[Start Extract]
I really thought the market might have rallied more than it did recently and didn't expect to truck to new recent lows quite like it has. Sticking to the plan and not just diving in wrecklessly is the best way to grow and preserve cash.
I wish I was in this week's downtrend as I have not felt the market is ready for a full blown rally at this point, but because I let it play out (i.e., look for rally to resistance level that never happened), I stayed out and made some money along the way.
What now? If you don't have a position in the market itself, the indexes, it's a good idea to not get in to one until we have some clarity on a short term direction. The market seems to be saying it will play at these lows or go lower, but it isn't offering a reasonably entry, from my perspective, at this point. A rally to certain levels would, and I'll revisit this in the near future (maybe I'll do some posts while on vacation in Laughlin/Lake Havasu nexxt week).
As far as IBD style break out stocks go, hold your fire. If you have any positions that are not currently profitable, get out. If you have profit in any stock, only hang on if you feel very strongly that it will hang tough and stay profitable as the market works out a new near term bottom. However, I'd be inclined to be out of all break out positions right now and just let the market do its thing.
There will be some good swing trades in the near term that aren't IBD style break outs that I'll look at. Gold seems to be hanging on and wanting to go higher. I still have positions in that as well as silver. One could argue that silver is etching out a cup with handle while gold is already in a steady uptrend after breaking out from a cup with handle. I'm keeping a watchful eye on both, especially since I felt silver had cleared resistance recently (see one of the posts below) and was ready to go higher, only to see it revisit this resistance level.
[End Extract]
[Start Information provided]
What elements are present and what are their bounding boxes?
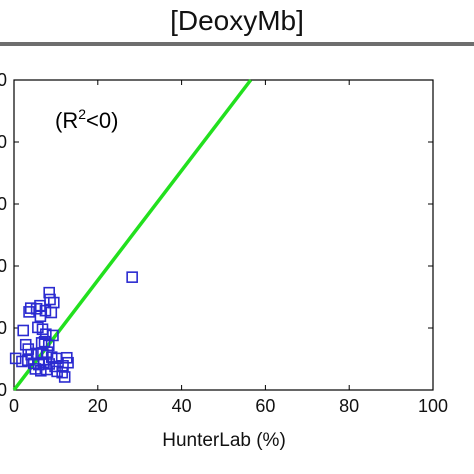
[End Information provided]
What is asked:
A) Answer these questions from the market commentary:
(i) What should be done with positions that are not currently profitable?
(ii) In which two places does the writer plan to vacation?
(iii) Which two metals does the writer still hold positions in?
B) Write the next part of the market commentary, starting after its final sentence.

Answers to the exercise:
A)
(i) Get out of them.
(ii) Laughlin and Lake Havasu.
(iii) Gold and silver.

B)
One quick thought - if you are good at short selling, it's possible we start seeing some IBD style shorts set up. These are tricky, and I confess I haven't mastered the art of shorting stocks using Bill O'Niel's approach, as laid out in "How to Make Money Selling Stocks Short". It's a good read, but finding short candidates is challenging that meet O'Niel's critearia.
Essentially, stocks he likes to short in the book set up in head and shoulder patterns. The shorting opportunities come when the stock rallies back above the 50 day moving average on try 2 or later and then falls back down through teh 50 day, preferably on volume (after creating the left shoulder and head and rebounding from a fall from the head, and carving out the right shoulder). There are a lot of details to this approach, but if we are in for a sustained downtrend, start looking for shorts.
Wednesday, June 30, 2010
Friday, June 18, 2010
Have You Developed a Watch List?
If you have a watch list, it may be wisest to keep it as that: a watch list to draw from if this market shows more strength. So far so good, however. Just remember the market is beholden to news and is coming off the bottom of a nasty down move. We could simply be in what turns out to be another little rally in a bigger bear market. We haven't hit bear market levels, but it isn't that far away.
As a stock trader, despite the mixed signals of this market, it is always worth taking a shot at a trade which is setting up if you think there is a chance of a rally working out.
The way to play it is to test the market with a pilot position and see how it works out. If this market rally is for real, there will be plenty of time to find solid stocks readying for a break out.
My watch list so far includes the following stocks:
AVGO - Already broke out, but within buy range
LULU - Broke out but pulled back today in heightened volume. Great story to this one.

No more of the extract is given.